Directions for this task →
Which lines of the entries contain the word "habían"? Please list them.

Transcribed document page entries →
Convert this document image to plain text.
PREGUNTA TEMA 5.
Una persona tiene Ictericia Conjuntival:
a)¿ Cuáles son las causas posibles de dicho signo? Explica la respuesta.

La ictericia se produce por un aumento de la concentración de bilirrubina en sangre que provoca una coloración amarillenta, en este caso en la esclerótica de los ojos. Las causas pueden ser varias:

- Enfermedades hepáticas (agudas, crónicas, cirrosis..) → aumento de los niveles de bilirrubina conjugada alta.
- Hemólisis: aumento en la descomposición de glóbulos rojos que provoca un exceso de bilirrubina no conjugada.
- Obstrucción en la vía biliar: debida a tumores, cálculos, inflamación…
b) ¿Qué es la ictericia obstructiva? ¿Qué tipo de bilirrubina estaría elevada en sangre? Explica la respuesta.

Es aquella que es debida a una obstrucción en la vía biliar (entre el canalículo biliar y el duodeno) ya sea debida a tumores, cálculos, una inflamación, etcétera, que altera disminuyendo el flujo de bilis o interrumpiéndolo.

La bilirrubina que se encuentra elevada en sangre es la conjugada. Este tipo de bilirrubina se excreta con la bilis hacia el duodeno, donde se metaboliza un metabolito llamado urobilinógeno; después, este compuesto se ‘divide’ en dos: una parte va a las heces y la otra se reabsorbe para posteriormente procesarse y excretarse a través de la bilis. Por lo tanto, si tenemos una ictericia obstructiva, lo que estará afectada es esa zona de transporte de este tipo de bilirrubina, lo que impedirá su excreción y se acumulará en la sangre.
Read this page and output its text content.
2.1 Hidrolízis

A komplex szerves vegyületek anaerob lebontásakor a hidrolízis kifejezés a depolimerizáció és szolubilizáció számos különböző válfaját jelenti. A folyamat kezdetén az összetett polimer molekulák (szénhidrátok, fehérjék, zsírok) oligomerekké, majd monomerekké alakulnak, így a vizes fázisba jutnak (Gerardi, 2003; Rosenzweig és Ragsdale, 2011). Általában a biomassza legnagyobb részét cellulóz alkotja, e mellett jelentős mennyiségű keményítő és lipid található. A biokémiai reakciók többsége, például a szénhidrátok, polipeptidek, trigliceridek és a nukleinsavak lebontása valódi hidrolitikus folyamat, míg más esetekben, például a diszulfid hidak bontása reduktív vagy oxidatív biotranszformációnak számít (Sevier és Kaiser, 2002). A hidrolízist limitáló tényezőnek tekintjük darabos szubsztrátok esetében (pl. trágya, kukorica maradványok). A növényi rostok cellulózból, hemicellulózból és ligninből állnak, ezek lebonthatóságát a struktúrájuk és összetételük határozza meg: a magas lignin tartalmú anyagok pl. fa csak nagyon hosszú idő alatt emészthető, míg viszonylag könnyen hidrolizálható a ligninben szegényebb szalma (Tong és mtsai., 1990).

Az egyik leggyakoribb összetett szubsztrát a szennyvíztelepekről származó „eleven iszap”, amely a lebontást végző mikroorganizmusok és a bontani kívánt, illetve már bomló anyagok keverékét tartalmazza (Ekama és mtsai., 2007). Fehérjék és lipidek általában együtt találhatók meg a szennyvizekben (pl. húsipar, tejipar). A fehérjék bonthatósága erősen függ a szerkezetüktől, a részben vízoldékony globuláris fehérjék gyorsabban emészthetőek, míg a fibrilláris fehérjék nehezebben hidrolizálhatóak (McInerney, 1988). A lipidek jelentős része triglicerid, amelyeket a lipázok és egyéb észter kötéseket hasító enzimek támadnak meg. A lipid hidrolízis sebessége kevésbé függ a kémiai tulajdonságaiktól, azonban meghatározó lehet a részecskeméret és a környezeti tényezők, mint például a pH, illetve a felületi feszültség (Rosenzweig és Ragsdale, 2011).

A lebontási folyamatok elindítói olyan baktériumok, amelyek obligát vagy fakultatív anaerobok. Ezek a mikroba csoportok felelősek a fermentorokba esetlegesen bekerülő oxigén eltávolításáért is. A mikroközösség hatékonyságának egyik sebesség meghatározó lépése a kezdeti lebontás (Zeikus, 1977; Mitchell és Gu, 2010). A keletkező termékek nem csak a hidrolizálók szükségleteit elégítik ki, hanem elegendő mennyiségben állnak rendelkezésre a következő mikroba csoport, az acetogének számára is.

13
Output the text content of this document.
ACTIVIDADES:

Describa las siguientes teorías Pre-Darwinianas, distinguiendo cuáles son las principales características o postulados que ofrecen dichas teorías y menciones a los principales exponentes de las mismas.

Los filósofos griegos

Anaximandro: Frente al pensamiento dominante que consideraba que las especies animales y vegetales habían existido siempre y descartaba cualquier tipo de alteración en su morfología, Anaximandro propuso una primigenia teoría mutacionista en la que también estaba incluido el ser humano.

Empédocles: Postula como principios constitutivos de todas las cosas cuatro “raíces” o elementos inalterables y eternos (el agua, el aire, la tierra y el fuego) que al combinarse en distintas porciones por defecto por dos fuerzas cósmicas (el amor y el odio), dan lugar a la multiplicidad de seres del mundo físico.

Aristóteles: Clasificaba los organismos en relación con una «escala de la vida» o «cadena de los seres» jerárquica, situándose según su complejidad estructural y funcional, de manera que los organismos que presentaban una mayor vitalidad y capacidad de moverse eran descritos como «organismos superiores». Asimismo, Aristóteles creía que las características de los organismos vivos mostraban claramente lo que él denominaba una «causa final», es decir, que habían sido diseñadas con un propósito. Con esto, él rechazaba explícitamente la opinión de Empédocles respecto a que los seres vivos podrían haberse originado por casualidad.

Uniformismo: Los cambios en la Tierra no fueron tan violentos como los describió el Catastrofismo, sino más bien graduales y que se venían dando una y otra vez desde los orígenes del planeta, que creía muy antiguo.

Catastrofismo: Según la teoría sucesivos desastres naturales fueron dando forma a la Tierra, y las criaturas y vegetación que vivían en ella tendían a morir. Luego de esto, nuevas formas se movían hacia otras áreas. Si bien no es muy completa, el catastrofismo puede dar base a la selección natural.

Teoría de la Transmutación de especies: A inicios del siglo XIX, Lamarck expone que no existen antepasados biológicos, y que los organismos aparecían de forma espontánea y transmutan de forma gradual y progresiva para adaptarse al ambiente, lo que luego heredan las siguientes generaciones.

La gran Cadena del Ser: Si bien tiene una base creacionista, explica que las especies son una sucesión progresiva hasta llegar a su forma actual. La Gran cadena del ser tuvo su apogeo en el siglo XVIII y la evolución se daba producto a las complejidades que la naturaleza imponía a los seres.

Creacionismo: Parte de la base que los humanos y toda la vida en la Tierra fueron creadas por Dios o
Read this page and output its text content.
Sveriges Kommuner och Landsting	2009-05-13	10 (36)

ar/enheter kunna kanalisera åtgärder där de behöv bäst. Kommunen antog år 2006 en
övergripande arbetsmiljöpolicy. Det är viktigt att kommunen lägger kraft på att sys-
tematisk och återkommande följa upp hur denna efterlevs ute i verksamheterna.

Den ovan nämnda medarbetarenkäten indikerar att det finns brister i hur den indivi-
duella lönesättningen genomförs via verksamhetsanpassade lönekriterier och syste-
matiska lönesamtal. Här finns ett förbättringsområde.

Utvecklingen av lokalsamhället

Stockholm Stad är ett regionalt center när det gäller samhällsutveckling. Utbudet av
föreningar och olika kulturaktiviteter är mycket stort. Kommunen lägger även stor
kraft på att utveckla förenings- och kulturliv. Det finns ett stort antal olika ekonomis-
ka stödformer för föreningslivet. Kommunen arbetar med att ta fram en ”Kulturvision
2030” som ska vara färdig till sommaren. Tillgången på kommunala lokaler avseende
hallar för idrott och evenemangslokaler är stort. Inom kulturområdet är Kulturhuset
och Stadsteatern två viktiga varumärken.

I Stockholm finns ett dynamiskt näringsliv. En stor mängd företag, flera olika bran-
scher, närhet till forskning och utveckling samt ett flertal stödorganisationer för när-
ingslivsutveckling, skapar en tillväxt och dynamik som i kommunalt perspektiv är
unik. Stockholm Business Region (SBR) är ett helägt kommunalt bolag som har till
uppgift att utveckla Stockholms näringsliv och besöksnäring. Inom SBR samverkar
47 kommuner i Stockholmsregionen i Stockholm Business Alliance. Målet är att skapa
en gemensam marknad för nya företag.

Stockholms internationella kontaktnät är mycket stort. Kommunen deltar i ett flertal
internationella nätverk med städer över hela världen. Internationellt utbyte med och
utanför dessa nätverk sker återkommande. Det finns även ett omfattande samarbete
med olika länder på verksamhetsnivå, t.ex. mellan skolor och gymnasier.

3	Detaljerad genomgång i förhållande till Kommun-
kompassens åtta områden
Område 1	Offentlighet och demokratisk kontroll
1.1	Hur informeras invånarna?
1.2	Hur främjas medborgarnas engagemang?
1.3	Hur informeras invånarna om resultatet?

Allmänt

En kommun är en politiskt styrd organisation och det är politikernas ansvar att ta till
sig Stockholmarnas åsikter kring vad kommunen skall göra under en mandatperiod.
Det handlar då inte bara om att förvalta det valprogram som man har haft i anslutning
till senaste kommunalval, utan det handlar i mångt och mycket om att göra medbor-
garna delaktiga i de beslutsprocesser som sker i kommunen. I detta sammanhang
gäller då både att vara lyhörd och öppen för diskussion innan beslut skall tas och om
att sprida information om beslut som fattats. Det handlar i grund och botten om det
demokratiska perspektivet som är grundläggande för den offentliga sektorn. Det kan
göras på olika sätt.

Completed task →
Anaximandro: Frente al pensamiento dominante que consideraba que las especies animales y vegetales habían existido siempre y descartaba cualquier tipo de alteración en su morfología, Anaximandro propuso una primigenia teoría mutacionista en la que también estaba incluido el ser humano.
Aristóteles: Clasificaba los organismos en relación con una «escala de la vida» o «cadena de los seres» jerárquica, situándose según su complejidad estructural y funcional, de manera que los organismos que presentaban una mayor vitalidad y capacidad de moverse eran descritos como «organismos superiores». Asimismo, Aristóteles creía que las características de los organismos vivos mostraban claramente lo que él denominaba una «causa final», es decir, que habían sido diseñadas con un propósito. Con esto, él rechazaba explícitamente la opinión de Empédocles respecto a que los seres vivos podrían haberse originado por casualidad.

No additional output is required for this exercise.